PROBLEM TO WORK ON - Go through the data below. Pull out every line that has the word "title".

[Items from a data source]
----

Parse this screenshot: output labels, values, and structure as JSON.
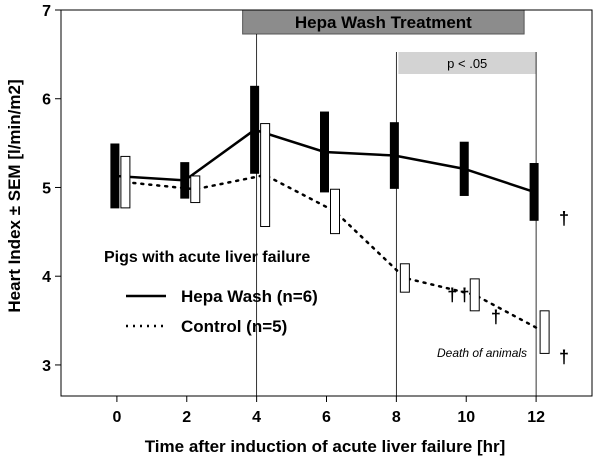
{
  "chart_data": {
    "type": "line",
    "title": "",
    "xlabel": "Time after induction of acute liver failure [hr]",
    "ylabel": "Heart Index ± SEM [l/min/m2]",
    "xlim": [
      -1.6,
      13.6
    ],
    "ylim": [
      2.65,
      7.0
    ],
    "x_ticks": [
      0,
      2,
      4,
      6,
      8,
      10,
      12
    ],
    "y_ticks": [
      3,
      4,
      5,
      6,
      7
    ],
    "grid": false,
    "reference_lines_x": [
      4,
      8,
      12
    ],
    "series": [
      {
        "name": "Hepa Wash (n=6)",
        "line_style": "solid",
        "x": [
          0,
          2,
          4,
          6,
          8,
          10,
          12
        ],
        "y": [
          5.13,
          5.08,
          5.65,
          5.4,
          5.36,
          5.21,
          4.95
        ],
        "sem": [
          0.36,
          0.2,
          0.49,
          0.45,
          0.37,
          0.3,
          0.32
        ]
      },
      {
        "name": "Control (n=5)",
        "line_style": "dotted",
        "x": [
          0,
          2,
          4,
          6,
          8,
          10,
          12
        ],
        "y": [
          5.06,
          4.98,
          5.14,
          4.73,
          3.98,
          3.79,
          3.37
        ],
        "sem": [
          0.29,
          0.15,
          0.58,
          0.25,
          0.16,
          0.18,
          0.24
        ]
      }
    ],
    "legend": {
      "title": "Pigs with acute liver failure",
      "placement": "lower-left"
    },
    "annotations": {
      "treatment_banner": {
        "text": "Hepa Wash Treatment",
        "x_start": 4,
        "x_end": 12
      },
      "significance_banner": {
        "text": "p < .05",
        "x_start": 8,
        "x_end": 12
      },
      "death_note": "Death of animals",
      "deaths": [
        {
          "symbol": "†",
          "x": 9.6,
          "y": 3.72
        },
        {
          "symbol": "†",
          "x": 9.95,
          "y": 3.72
        },
        {
          "symbol": "†",
          "x": 10.85,
          "y": 3.47
        },
        {
          "symbol": "†",
          "x": 12.8,
          "y": 4.58
        },
        {
          "symbol": "†",
          "x": 12.8,
          "y": 3.02
        }
      ]
    }
  }
}
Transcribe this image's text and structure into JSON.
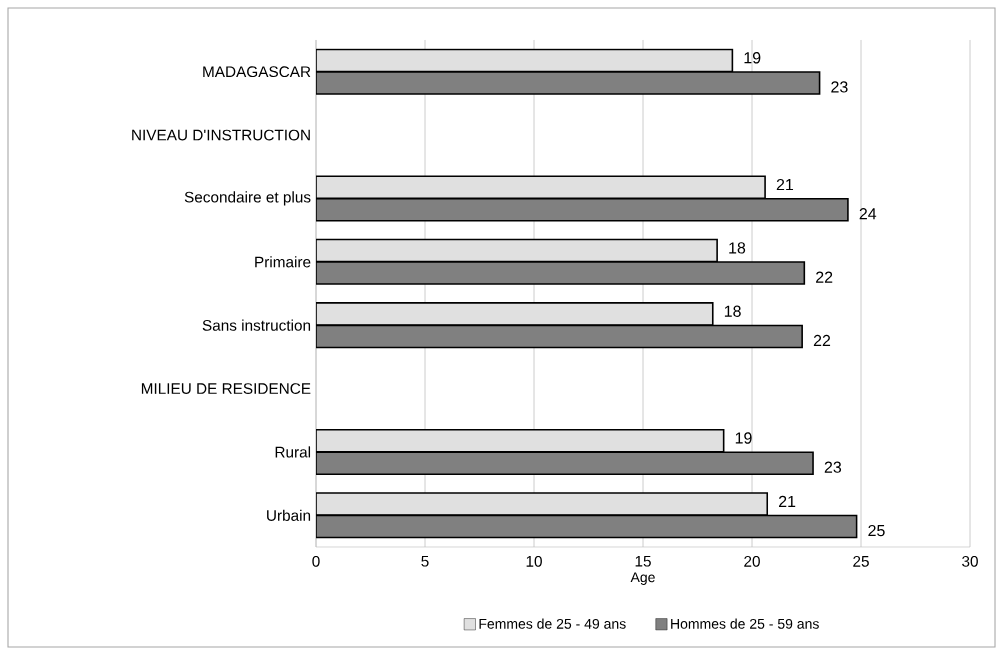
{
  "chart_data": {
    "type": "bar",
    "orientation": "horizontal",
    "xlabel": "Age",
    "categories": [
      "MADAGASCAR",
      "NIVEAU D'INSTRUCTION",
      "Secondaire et plus",
      "Primaire",
      "Sans instruction",
      "MILIEU DE RESIDENCE",
      "Rural",
      "Urbain"
    ],
    "series": [
      {
        "name": "Femmes de 25 - 49 ans",
        "color": "#e0e0e0",
        "values": [
          19.1,
          null,
          20.6,
          18.4,
          18.2,
          null,
          18.7,
          20.7
        ],
        "value_labels": [
          "19",
          null,
          "21",
          "18",
          "18",
          null,
          "19",
          "21"
        ]
      },
      {
        "name": "Hommes de 25 - 59 ans",
        "color": "#808080",
        "values": [
          23.1,
          null,
          24.4,
          22.4,
          22.3,
          null,
          22.8,
          24.8
        ],
        "value_labels": [
          "23",
          null,
          "24",
          "22",
          "22",
          null,
          "23",
          "25"
        ]
      }
    ],
    "xlim": [
      0,
      30
    ],
    "xticks": [
      0,
      5,
      10,
      15,
      20,
      25,
      30
    ],
    "grid": "x",
    "legend": "bottom"
  }
}
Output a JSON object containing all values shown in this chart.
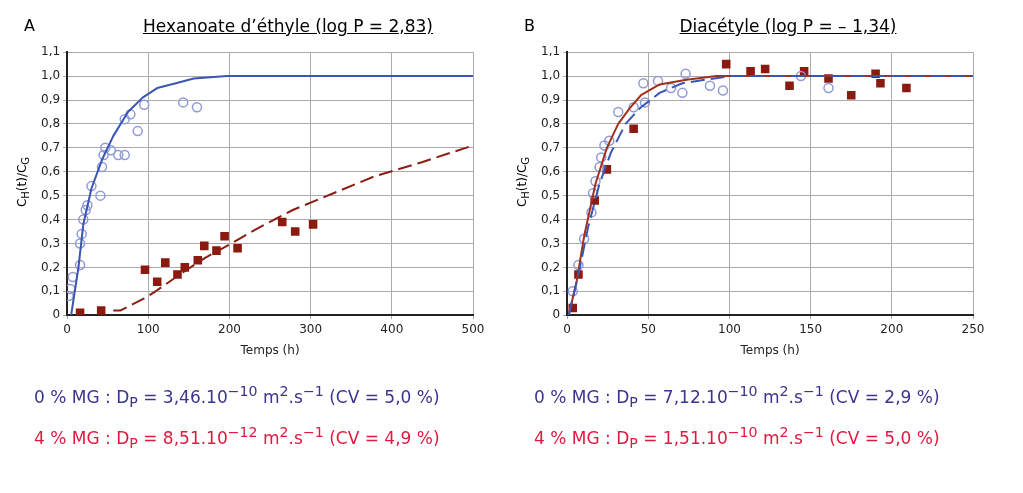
{
  "chart_data": [
    {
      "type": "scatter",
      "title": "Hexanoate d’éthyle (log P = 2,83)",
      "xlabel": "Temps (h)",
      "ylabel": "C$_{H}$(t)/C$_{G}$",
      "annotations": [
        "A",
        "0 % MG : D$_{P}$ = 3,46.10$^{−10}$ m$^{2}$.s$^{−1}$ (CV = 5,0 %)",
        "4 % MG : D$_{P}$ = 8,51.10$^{−12}$ m$^{2}$.s$^{−1}$ (CV = 4,9 %)"
      ],
      "xlim": [
        0,
        500
      ],
      "xticks": [
        0,
        100,
        200,
        300,
        400,
        500
      ],
      "ylim": [
        0,
        1.1
      ],
      "yticks": [
        0,
        {
          "value": 0.1,
          "label": "0,1"
        },
        {
          "value": 0.2,
          "label": "0,2"
        },
        {
          "value": 0.3,
          "label": "0,3"
        },
        {
          "value": 0.4,
          "label": "0,4"
        },
        {
          "value": 0.5,
          "label": "0,5"
        },
        {
          "value": 0.6,
          "label": "0,6"
        },
        {
          "value": 0.7,
          "label": "0,7"
        },
        {
          "value": 0.8,
          "label": "0,8"
        },
        {
          "value": 0.9,
          "label": "0,9"
        },
        {
          "value": 1.0,
          "label": "1,0"
        },
        {
          "value": 1.1,
          "label": "1,1"
        }
      ],
      "grid": true,
      "legend": false,
      "series": [
        {
          "type": "line",
          "color": "#3a55b4",
          "line_style": "solid",
          "marker": "none",
          "x": [
            5,
            14,
            20,
            30,
            43,
            57,
            75,
            93,
            111,
            134,
            156,
            197,
            500
          ],
          "values": [
            0,
            0.2,
            0.38,
            0.53,
            0.65,
            0.75,
            0.85,
            0.91,
            0.95,
            0.97,
            0.99,
            1.0,
            1.0
          ]
        },
        {
          "type": "line",
          "color": "#8b1e12",
          "line_style": "dashed",
          "marker": "none",
          "x": [
            57,
            66,
            95,
            109,
            143,
            170,
            197,
            233,
            278,
            328,
            378,
            437,
            500
          ],
          "values": [
            0.02,
            0.02,
            0.07,
            0.1,
            0.18,
            0.24,
            0.29,
            0.36,
            0.44,
            0.51,
            0.58,
            0.64,
            0.71
          ]
        },
        {
          "type": "scatter",
          "color": "#8f9ad8",
          "marker": "circle",
          "x": [
            2,
            4,
            7,
            16,
            16,
            18,
            20,
            23,
            25,
            30,
            41,
            43,
            45,
            47,
            54,
            63,
            71,
            71,
            78,
            87,
            95,
            143,
            160
          ],
          "values": [
            0.08,
            0.11,
            0.16,
            0.21,
            0.3,
            0.34,
            0.4,
            0.44,
            0.46,
            0.54,
            0.5,
            0.62,
            0.67,
            0.7,
            0.69,
            0.67,
            0.67,
            0.82,
            0.84,
            0.77,
            0.88,
            0.89,
            0.87
          ]
        },
        {
          "type": "scatter",
          "color": "#8b1a10",
          "marker": "square",
          "x": [
            16,
            42,
            96,
            111,
            121,
            136,
            145,
            161,
            169,
            184,
            194,
            210,
            265,
            281,
            303
          ],
          "values": [
            0.01,
            0.02,
            0.19,
            0.14,
            0.22,
            0.17,
            0.2,
            0.23,
            0.29,
            0.27,
            0.33,
            0.28,
            0.39,
            0.35,
            0.38
          ]
        }
      ]
    },
    {
      "type": "scatter",
      "title": "Diacétyle (log P = – 1,34)",
      "xlabel": "Temps (h)",
      "ylabel": "C$_{H}$(t)/C$_{G}$",
      "annotations": [
        "B",
        "0 % MG : D$_{P}$ = 7,12.10$^{−10}$ m$^{2}$.s$^{−1}$ (CV = 2,9 %)",
        "4 % MG : D$_{P}$ = 1,51.10$^{−10}$ m$^{2}$.s$^{−1}$ (CV = 5,0 %)"
      ],
      "xlim": [
        0,
        250
      ],
      "xticks": [
        0,
        50,
        100,
        150,
        200,
        250
      ],
      "ylim": [
        0,
        1.1
      ],
      "yticks": [
        0,
        {
          "value": 0.1,
          "label": "0,1"
        },
        {
          "value": 0.2,
          "label": "0,2"
        },
        {
          "value": 0.3,
          "label": "0,3"
        },
        {
          "value": 0.4,
          "label": "0,4"
        },
        {
          "value": 0.5,
          "label": "0,5"
        },
        {
          "value": 0.6,
          "label": "0,6"
        },
        {
          "value": 0.7,
          "label": "0,7"
        },
        {
          "value": 0.8,
          "label": "0,8"
        },
        {
          "value": 0.9,
          "label": "0,9"
        },
        {
          "value": 1.0,
          "label": "1,0"
        },
        {
          "value": 1.1,
          "label": "1,1"
        }
      ],
      "grid": true,
      "legend": false,
      "series": [
        {
          "type": "line",
          "color": "#3a55b4",
          "line_style": "dashed",
          "marker": "none",
          "x": [
            1,
            7,
            13,
            20,
            27,
            36,
            45.5,
            57,
            71,
            85,
            101.5,
            250
          ],
          "values": [
            0,
            0.17,
            0.37,
            0.55,
            0.68,
            0.8,
            0.87,
            0.93,
            0.97,
            0.985,
            1.0,
            1.0
          ]
        },
        {
          "type": "line",
          "color": "#a3301c",
          "line_style": "solid",
          "marker": "none",
          "x": [
            1,
            6,
            10.5,
            17.5,
            24.5,
            31.5,
            38.5,
            45.5,
            57,
            73.5,
            92,
            250
          ],
          "values": [
            0,
            0.145,
            0.33,
            0.55,
            0.7,
            0.8,
            0.865,
            0.92,
            0.965,
            0.985,
            1.0,
            1.0
          ]
        },
        {
          "type": "scatter",
          "color": "#8f9ad8",
          "marker": "circle",
          "x": [
            3.5,
            7,
            10.5,
            15,
            16,
            17.5,
            20,
            21,
            23,
            26,
            31.5,
            41,
            48,
            47,
            56,
            64,
            71,
            73,
            88,
            96,
            144,
            161
          ],
          "values": [
            0.1,
            0.21,
            0.32,
            0.43,
            0.51,
            0.56,
            0.62,
            0.66,
            0.71,
            0.73,
            0.85,
            0.87,
            0.89,
            0.97,
            0.98,
            0.95,
            0.93,
            1.01,
            0.96,
            0.94,
            1.0,
            0.95
          ]
        },
        {
          "type": "scatter",
          "color": "#8b1a10",
          "marker": "square",
          "x": [
            3.5,
            7,
            17,
            24.5,
            41,
            98,
            113,
            122,
            137,
            146,
            161,
            175,
            190,
            193,
            209
          ],
          "values": [
            0.03,
            0.17,
            0.48,
            0.61,
            0.78,
            1.05,
            1.02,
            1.03,
            0.96,
            1.02,
            0.99,
            0.92,
            1.01,
            0.97,
            0.95
          ]
        }
      ]
    }
  ]
}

----

RESPONSE FOR THIS EXERCISE -
    "title": "",
      "title": "Pigs with acute liver failure",
      "title": "Hexanoate d’éthyle (log P = 2,83)",
      "title": "Diacétyle (log P = – 1,34)",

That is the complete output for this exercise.